Task instructions = Could you transcribe every record below exactly as written, leaving out any pictures?

***** Supplied records *****

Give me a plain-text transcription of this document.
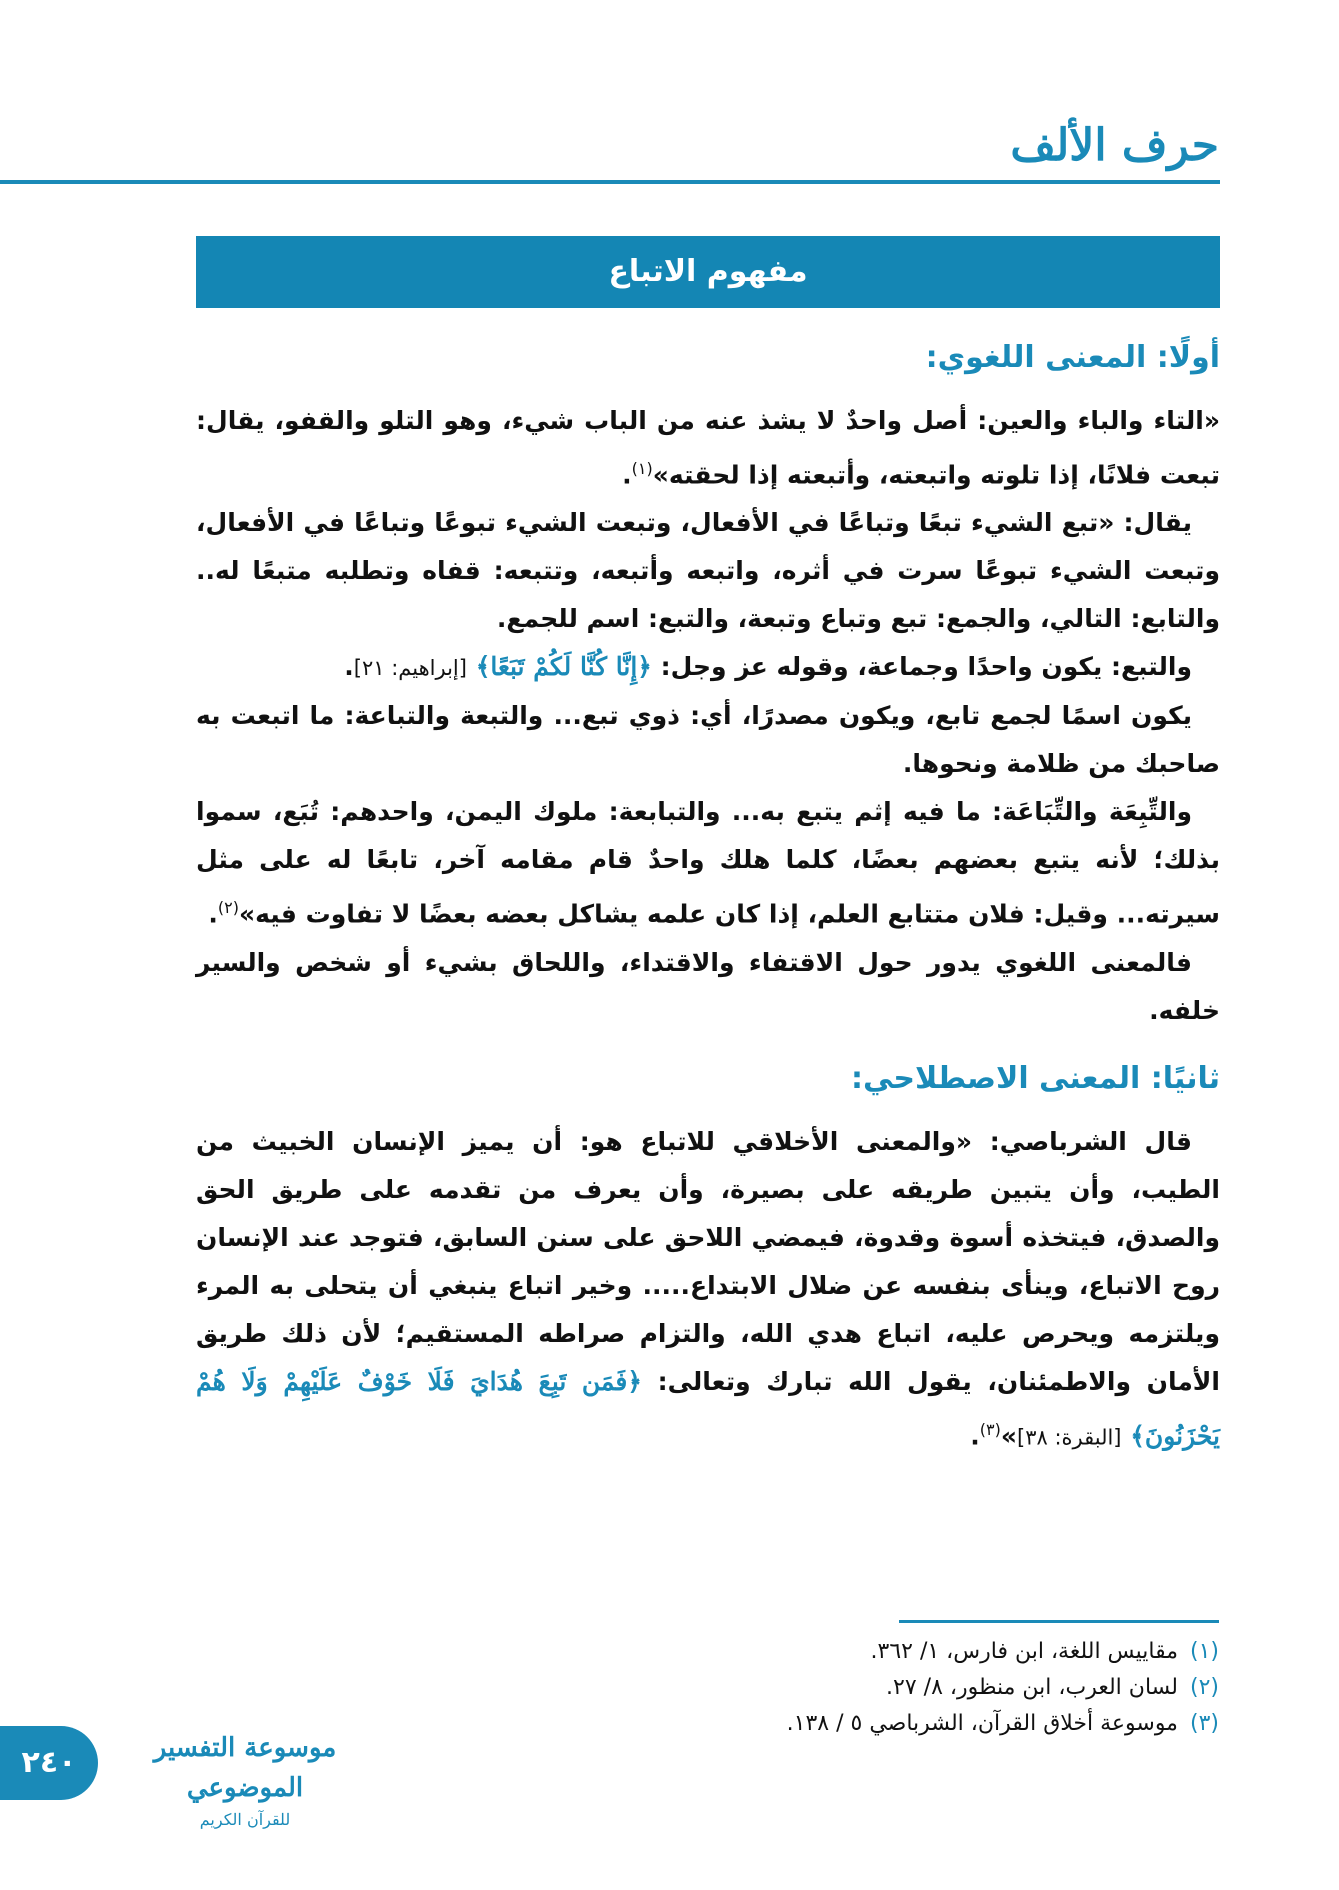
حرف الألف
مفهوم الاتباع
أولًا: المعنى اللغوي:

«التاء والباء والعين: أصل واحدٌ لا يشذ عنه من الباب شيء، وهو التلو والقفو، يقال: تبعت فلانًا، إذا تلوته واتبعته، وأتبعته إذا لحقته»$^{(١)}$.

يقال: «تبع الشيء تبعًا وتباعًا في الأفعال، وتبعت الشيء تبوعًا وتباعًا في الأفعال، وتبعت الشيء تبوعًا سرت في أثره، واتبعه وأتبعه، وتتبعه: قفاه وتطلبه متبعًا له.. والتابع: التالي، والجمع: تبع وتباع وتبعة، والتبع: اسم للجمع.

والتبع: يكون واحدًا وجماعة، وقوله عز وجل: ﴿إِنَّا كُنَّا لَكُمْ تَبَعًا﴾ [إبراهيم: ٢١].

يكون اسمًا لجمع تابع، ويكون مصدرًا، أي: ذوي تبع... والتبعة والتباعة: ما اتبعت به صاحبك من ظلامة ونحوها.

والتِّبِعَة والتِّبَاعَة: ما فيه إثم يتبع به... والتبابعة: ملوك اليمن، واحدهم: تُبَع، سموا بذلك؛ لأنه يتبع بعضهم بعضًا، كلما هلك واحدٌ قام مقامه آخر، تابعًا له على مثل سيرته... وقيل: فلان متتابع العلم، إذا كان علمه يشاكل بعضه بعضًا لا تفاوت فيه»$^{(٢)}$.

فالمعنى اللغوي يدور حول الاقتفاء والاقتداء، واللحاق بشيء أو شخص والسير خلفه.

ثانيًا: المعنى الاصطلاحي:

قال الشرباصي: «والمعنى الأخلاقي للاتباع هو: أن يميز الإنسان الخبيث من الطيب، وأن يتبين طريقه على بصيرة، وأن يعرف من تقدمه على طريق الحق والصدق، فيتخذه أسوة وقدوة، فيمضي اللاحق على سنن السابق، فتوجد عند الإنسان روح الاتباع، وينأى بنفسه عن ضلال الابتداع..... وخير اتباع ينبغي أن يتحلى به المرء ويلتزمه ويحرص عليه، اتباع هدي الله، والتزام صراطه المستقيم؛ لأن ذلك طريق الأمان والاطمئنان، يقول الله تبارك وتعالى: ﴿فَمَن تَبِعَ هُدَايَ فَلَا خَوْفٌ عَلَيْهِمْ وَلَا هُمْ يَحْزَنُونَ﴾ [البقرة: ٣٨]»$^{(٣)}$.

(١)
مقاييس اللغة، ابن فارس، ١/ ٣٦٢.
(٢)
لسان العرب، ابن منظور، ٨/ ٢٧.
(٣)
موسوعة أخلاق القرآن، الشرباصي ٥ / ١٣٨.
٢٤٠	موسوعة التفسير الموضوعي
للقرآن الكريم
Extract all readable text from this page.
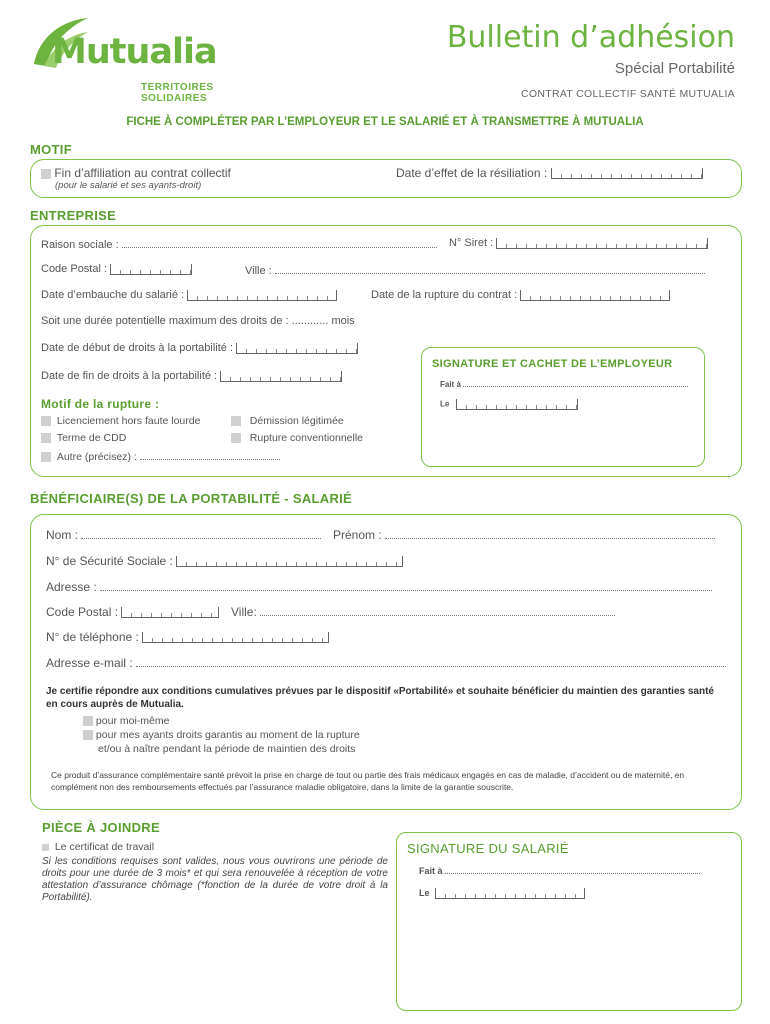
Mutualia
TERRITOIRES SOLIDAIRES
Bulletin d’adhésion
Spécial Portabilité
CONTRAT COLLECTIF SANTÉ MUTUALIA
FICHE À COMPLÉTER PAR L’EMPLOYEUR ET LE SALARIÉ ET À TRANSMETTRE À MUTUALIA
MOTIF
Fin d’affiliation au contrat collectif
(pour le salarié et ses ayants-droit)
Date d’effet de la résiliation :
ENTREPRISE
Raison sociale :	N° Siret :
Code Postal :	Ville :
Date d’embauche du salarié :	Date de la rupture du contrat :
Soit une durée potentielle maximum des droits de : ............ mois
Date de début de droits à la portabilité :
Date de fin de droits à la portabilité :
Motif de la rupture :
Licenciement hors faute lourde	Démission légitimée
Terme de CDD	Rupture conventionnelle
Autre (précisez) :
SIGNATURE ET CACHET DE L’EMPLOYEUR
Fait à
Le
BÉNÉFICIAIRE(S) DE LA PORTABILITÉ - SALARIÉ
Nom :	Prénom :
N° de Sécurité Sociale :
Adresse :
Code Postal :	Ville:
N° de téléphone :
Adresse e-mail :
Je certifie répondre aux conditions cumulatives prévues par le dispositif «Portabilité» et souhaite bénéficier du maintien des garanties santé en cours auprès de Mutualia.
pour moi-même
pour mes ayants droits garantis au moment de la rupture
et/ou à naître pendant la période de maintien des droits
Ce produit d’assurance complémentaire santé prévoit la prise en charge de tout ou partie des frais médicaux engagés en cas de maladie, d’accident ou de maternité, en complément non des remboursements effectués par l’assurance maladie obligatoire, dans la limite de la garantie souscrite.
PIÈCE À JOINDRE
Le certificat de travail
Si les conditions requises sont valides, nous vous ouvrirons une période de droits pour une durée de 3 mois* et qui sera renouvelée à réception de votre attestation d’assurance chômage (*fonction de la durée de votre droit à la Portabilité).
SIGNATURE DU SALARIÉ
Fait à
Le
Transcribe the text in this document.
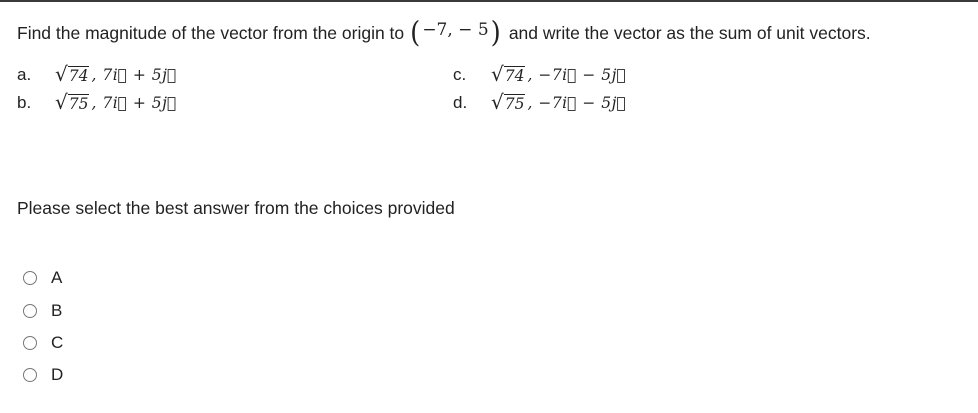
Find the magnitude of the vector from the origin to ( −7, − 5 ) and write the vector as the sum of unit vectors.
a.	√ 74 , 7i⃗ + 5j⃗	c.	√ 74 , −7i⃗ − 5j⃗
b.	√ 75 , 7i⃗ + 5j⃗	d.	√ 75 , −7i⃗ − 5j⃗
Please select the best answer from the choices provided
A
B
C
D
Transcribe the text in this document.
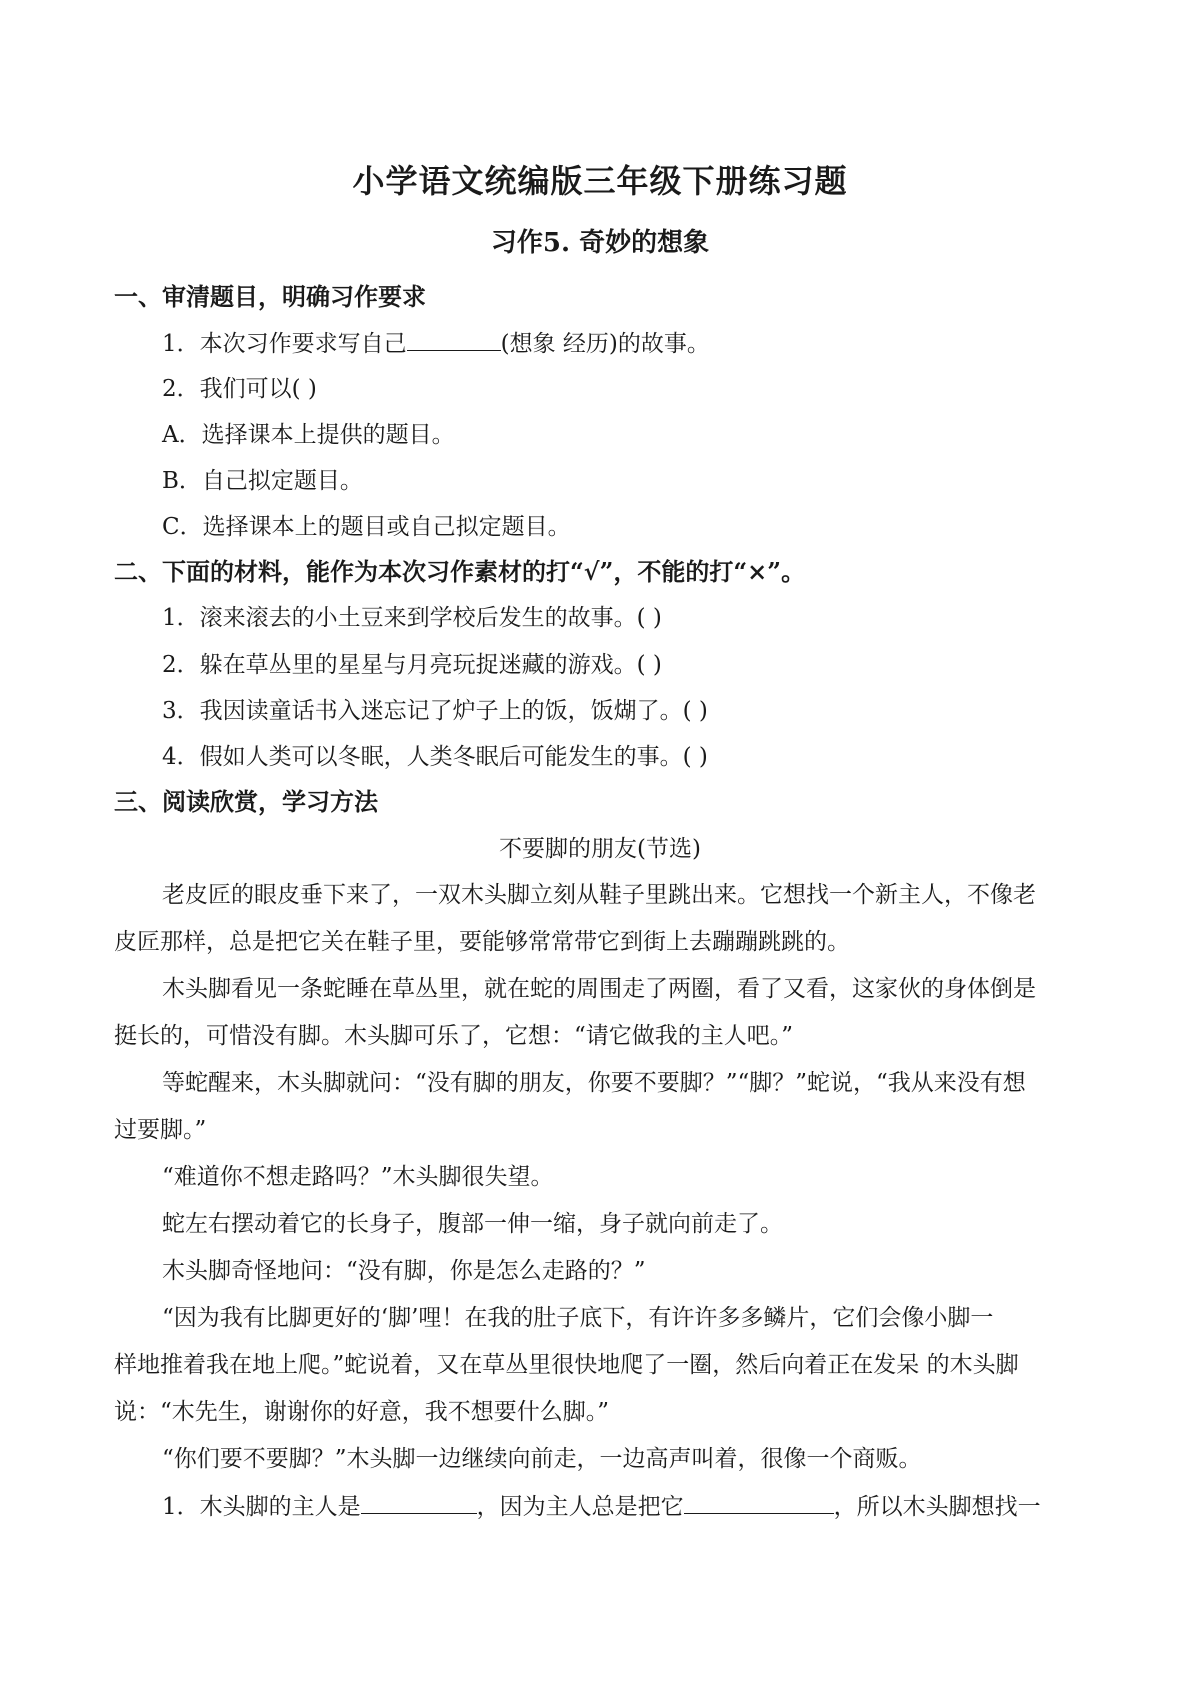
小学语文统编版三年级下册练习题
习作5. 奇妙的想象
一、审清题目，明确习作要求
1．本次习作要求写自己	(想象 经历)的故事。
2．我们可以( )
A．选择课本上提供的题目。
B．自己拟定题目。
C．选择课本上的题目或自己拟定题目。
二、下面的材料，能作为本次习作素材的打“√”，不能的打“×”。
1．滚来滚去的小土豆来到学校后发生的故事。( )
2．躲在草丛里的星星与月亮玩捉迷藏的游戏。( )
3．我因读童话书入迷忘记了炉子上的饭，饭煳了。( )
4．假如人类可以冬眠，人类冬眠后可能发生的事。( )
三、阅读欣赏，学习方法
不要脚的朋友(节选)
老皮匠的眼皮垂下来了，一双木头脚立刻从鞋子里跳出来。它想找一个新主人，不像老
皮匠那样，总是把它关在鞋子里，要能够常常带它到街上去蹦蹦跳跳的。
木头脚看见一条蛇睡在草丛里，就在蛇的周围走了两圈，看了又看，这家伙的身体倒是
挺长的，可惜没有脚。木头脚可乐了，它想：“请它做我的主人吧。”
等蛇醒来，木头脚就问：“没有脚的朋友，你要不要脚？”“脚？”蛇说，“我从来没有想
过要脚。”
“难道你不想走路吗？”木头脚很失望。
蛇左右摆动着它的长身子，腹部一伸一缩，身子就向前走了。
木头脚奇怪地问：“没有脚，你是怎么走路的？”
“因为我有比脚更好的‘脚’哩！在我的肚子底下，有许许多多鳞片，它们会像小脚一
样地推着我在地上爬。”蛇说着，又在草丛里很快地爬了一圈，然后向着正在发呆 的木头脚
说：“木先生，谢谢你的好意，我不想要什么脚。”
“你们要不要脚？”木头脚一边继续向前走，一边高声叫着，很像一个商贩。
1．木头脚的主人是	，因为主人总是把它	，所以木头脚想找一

*****

Correct response =
Give me a plain-text transcription of this document.
حرف الألف
مفهوم الاتباع
أولًا: المعنى اللغوي:

«التاء والباء والعين: أصل واحدٌ لا يشذ عنه من الباب شيء، وهو التلو والقفو، يقال: تبعت فلانًا، إذا تلوته واتبعته، وأتبعته إذا لحقته»$^{(١)}$.

يقال: «تبع الشيء تبعًا وتباعًا في الأفعال، وتبعت الشيء تبوعًا وتباعًا في الأفعال، وتبعت الشيء تبوعًا سرت في أثره، واتبعه وأتبعه، وتتبعه: قفاه وتطلبه متبعًا له.. والتابع: التالي، والجمع: تبع وتباع وتبعة، والتبع: اسم للجمع.

والتبع: يكون واحدًا وجماعة، وقوله عز وجل: ﴿إِنَّا كُنَّا لَكُمْ تَبَعًا﴾ [إبراهيم: ٢١].

يكون اسمًا لجمع تابع، ويكون مصدرًا، أي: ذوي تبع... والتبعة والتباعة: ما اتبعت به صاحبك من ظلامة ونحوها.

والتِّبِعَة والتِّبَاعَة: ما فيه إثم يتبع به... والتبابعة: ملوك اليمن، واحدهم: تُبَع، سموا بذلك؛ لأنه يتبع بعضهم بعضًا، كلما هلك واحدٌ قام مقامه آخر، تابعًا له على مثل سيرته... وقيل: فلان متتابع العلم، إذا كان علمه يشاكل بعضه بعضًا لا تفاوت فيه»$^{(٢)}$.

فالمعنى اللغوي يدور حول الاقتفاء والاقتداء، واللحاق بشيء أو شخص والسير خلفه.

ثانيًا: المعنى الاصطلاحي:

قال الشرباصي: «والمعنى الأخلاقي للاتباع هو: أن يميز الإنسان الخبيث من الطيب، وأن يتبين طريقه على بصيرة، وأن يعرف من تقدمه على طريق الحق والصدق، فيتخذه أسوة وقدوة، فيمضي اللاحق على سنن السابق، فتوجد عند الإنسان روح الاتباع، وينأى بنفسه عن ضلال الابتداع..... وخير اتباع ينبغي أن يتحلى به المرء ويلتزمه ويحرص عليه، اتباع هدي الله، والتزام صراطه المستقيم؛ لأن ذلك طريق الأمان والاطمئنان، يقول الله تبارك وتعالى: ﴿فَمَن تَبِعَ هُدَايَ فَلَا خَوْفٌ عَلَيْهِمْ وَلَا هُمْ يَحْزَنُونَ﴾ [البقرة: ٣٨]»$^{(٣)}$.

(١)
مقاييس اللغة، ابن فارس، ١/ ٣٦٢.
(٢)
لسان العرب، ابن منظور، ٨/ ٢٧.
(٣)
موسوعة أخلاق القرآن، الشرباصي ٥ / ١٣٨.
٢٤٠	موسوعة التفسير الموضوعي
للقرآن الكريم
Extract all readable text from this page.
Mutualia
TERRITOIRES SOLIDAIRES
Bulletin d’adhésion
Spécial Portabilité
CONTRAT COLLECTIF SANTÉ MUTUALIA
FICHE À COMPLÉTER PAR L’EMPLOYEUR ET LE SALARIÉ ET À TRANSMETTRE À MUTUALIA
MOTIF
Fin d’affiliation au contrat collectif
(pour le salarié et ses ayants-droit)
Date d’effet de la résiliation :
ENTREPRISE
Raison sociale :	N° Siret :
Code Postal :	Ville :
Date d’embauche du salarié :	Date de la rupture du contrat :
Soit une durée potentielle maximum des droits de : ............ mois
Date de début de droits à la portabilité :
Date de fin de droits à la portabilité :
Motif de la rupture :
Licenciement hors faute lourde	Démission légitimée
Terme de CDD	Rupture conventionnelle
Autre (précisez) :
SIGNATURE ET CACHET DE L’EMPLOYEUR
Fait à
Le
BÉNÉFICIAIRE(S) DE LA PORTABILITÉ - SALARIÉ
Nom :	Prénom :
N° de Sécurité Sociale :
Adresse :
Code Postal :	Ville:
N° de téléphone :
Adresse e-mail :
Je certifie répondre aux conditions cumulatives prévues par le dispositif «Portabilité» et souhaite bénéficier du maintien des garanties santé en cours auprès de Mutualia.
pour moi-même
pour mes ayants droits garantis au moment de la rupture
et/ou à naître pendant la période de maintien des droits
Ce produit d’assurance complémentaire santé prévoit la prise en charge de tout ou partie des frais médicaux engagés en cas de maladie, d’accident ou de maternité, en complément non des remboursements effectués par l’assurance maladie obligatoire, dans la limite de la garantie souscrite.
PIÈCE À JOINDRE
Le certificat de travail
Si les conditions requises sont valides, nous vous ouvrirons une période de droits pour une durée de 3 mois* et qui sera renouvelée à réception de votre attestation d’assurance chômage (*fonction de la durée de votre droit à la Portabilité).
SIGNATURE DU SALARIÉ
Fait à
Le
Transcribe the text in this document.
Find the magnitude of the vector from the origin to ( −7, − 5 ) and write the vector as the sum of unit vectors.
a.	√ 74 , 7i⃗ + 5j⃗	c.	√ 74 , −7i⃗ − 5j⃗
b.	√ 75 , 7i⃗ + 5j⃗	d.	√ 75 , −7i⃗ − 5j⃗
Please select the best answer from the choices provided
A
B
C
D
Transcribe the text in this document.
小学语文统编版三年级下册练习题
习作5. 奇妙的想象
一、审清题目，明确习作要求
1．本次习作要求写自己	(想象 经历)的故事。
2．我们可以( )
A．选择课本上提供的题目。
B．自己拟定题目。
C．选择课本上的题目或自己拟定题目。
二、下面的材料，能作为本次习作素材的打“√”，不能的打“×”。
1．滚来滚去的小土豆来到学校后发生的故事。( )
2．躲在草丛里的星星与月亮玩捉迷藏的游戏。( )
3．我因读童话书入迷忘记了炉子上的饭，饭煳了。( )
4．假如人类可以冬眠，人类冬眠后可能发生的事。( )
三、阅读欣赏，学习方法
不要脚的朋友(节选)
老皮匠的眼皮垂下来了，一双木头脚立刻从鞋子里跳出来。它想找一个新主人，不像老
皮匠那样，总是把它关在鞋子里，要能够常常带它到街上去蹦蹦跳跳的。
木头脚看见一条蛇睡在草丛里，就在蛇的周围走了两圈，看了又看，这家伙的身体倒是
挺长的，可惜没有脚。木头脚可乐了，它想：“请它做我的主人吧。”
等蛇醒来，木头脚就问：“没有脚的朋友，你要不要脚？”“脚？”蛇说，“我从来没有想
过要脚。”
“难道你不想走路吗？”木头脚很失望。
蛇左右摆动着它的长身子，腹部一伸一缩，身子就向前走了。
木头脚奇怪地问：“没有脚，你是怎么走路的？”
“因为我有比脚更好的‘脚’哩！在我的肚子底下，有许许多多鳞片，它们会像小脚一
样地推着我在地上爬。”蛇说着，又在草丛里很快地爬了一圈，然后向着正在发呆 的木头脚
说：“木先生，谢谢你的好意，我不想要什么脚。”
“你们要不要脚？”木头脚一边继续向前走，一边高声叫着，很像一个商贩。
1．木头脚的主人是	，因为主人总是把它	，所以木头脚想找一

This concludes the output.